• **What is expected**: Identify each line containing the word "JSON" and copy it.

• **The data**:
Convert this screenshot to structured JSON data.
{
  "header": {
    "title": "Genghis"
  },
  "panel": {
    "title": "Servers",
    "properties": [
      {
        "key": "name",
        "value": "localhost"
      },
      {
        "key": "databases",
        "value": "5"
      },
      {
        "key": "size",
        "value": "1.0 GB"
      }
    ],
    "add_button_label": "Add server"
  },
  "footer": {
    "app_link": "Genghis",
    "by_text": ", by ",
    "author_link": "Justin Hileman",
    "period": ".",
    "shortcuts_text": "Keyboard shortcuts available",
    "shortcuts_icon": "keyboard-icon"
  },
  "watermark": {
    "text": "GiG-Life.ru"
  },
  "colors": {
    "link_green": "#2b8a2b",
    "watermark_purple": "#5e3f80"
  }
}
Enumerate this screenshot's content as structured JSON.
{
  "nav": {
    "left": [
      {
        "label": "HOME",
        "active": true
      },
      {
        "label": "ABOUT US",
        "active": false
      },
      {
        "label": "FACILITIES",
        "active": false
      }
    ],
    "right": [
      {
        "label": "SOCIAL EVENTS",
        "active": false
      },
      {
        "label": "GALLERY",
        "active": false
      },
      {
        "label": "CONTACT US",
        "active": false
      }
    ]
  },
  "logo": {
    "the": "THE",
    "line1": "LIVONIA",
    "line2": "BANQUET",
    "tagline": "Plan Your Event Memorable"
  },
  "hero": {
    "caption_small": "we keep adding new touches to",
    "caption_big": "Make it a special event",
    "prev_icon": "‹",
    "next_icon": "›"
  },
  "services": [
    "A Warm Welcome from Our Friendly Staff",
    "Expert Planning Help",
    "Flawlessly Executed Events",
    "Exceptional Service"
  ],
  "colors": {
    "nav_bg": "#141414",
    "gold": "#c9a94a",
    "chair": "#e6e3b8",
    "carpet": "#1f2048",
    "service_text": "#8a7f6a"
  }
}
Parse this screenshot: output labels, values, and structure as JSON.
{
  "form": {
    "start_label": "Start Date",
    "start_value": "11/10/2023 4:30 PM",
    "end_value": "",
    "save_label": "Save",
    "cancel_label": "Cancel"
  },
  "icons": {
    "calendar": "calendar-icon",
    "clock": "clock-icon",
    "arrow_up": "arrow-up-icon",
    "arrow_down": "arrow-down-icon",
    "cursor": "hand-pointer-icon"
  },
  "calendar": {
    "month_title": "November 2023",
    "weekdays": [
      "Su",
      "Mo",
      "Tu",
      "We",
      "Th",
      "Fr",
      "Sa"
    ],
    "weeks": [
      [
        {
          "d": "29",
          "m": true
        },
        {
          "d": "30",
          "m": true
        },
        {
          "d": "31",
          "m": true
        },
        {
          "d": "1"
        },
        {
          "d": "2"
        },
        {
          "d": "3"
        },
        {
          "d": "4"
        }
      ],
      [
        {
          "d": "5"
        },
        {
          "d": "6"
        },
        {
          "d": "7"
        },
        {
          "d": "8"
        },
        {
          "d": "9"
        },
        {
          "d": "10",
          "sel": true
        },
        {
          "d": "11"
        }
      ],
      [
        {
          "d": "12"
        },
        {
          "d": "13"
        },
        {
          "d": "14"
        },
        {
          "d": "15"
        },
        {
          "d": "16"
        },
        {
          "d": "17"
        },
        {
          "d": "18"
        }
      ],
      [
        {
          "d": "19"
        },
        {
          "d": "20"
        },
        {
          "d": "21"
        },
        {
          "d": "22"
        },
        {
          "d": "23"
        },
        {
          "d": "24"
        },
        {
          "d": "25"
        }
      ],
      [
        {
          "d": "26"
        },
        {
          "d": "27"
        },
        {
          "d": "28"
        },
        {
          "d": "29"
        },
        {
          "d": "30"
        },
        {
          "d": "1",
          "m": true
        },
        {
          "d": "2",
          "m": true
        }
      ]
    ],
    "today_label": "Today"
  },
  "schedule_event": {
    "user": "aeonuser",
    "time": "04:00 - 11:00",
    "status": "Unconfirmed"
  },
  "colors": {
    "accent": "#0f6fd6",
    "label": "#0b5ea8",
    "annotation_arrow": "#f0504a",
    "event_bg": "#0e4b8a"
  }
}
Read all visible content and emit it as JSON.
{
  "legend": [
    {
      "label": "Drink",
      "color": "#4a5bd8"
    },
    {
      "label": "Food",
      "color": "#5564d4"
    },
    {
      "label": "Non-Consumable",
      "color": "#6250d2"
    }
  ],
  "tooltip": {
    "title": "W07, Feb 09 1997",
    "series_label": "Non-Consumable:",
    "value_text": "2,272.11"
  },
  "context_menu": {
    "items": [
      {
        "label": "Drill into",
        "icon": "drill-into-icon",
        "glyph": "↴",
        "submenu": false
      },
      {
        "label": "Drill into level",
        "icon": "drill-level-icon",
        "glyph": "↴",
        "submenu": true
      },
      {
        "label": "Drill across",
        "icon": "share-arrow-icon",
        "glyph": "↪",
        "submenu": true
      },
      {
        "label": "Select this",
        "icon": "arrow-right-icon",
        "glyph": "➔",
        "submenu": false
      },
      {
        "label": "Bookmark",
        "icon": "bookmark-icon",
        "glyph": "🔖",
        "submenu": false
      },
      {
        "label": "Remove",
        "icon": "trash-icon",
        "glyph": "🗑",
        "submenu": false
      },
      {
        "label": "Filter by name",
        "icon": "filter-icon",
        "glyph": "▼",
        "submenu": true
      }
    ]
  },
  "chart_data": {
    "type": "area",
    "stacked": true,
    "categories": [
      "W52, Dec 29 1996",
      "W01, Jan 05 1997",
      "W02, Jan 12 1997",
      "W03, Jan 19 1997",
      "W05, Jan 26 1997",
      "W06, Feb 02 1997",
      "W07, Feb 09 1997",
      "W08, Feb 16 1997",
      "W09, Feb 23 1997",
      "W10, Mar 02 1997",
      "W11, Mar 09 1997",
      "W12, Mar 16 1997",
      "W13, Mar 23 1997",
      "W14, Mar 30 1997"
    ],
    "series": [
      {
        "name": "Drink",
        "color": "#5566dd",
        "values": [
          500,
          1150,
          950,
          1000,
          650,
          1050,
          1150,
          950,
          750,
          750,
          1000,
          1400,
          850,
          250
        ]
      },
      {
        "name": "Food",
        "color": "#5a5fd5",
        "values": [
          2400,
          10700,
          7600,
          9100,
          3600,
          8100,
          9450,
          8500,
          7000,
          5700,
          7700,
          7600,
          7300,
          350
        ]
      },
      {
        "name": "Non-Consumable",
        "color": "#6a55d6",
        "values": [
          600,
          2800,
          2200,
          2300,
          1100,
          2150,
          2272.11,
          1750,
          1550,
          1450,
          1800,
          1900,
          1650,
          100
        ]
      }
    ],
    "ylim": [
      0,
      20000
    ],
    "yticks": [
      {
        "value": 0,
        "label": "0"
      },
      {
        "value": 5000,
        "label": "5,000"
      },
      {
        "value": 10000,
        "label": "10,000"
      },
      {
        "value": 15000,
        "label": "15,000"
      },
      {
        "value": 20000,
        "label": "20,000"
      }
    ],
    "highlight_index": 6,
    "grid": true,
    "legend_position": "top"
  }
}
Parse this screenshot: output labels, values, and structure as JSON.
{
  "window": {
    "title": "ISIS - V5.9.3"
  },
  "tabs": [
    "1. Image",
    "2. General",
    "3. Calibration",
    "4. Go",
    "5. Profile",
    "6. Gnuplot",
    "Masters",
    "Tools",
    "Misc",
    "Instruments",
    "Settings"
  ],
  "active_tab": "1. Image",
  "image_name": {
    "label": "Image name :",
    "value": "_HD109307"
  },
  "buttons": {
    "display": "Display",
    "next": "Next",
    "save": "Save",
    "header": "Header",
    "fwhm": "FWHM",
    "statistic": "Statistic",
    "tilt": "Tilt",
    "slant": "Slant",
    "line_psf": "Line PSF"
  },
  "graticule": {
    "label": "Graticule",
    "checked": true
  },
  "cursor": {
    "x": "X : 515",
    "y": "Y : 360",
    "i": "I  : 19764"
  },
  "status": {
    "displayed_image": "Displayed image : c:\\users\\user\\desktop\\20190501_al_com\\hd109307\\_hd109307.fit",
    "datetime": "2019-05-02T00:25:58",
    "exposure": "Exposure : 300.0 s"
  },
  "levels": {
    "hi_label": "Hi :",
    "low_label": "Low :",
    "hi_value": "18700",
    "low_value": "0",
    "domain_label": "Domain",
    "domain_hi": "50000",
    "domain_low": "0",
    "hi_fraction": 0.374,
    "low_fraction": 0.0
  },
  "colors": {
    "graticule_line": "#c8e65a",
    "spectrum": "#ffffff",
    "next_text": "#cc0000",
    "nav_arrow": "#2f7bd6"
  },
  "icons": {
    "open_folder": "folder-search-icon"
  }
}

• **Reply to the exercise**:
Convert this screenshot to structured JSON data.
Enumerate this screenshot's content as structured JSON.
Parse this screenshot: output labels, values, and structure as JSON.
Read all visible content and emit it as JSON.
Parse this screenshot: output labels, values, and structure as JSON.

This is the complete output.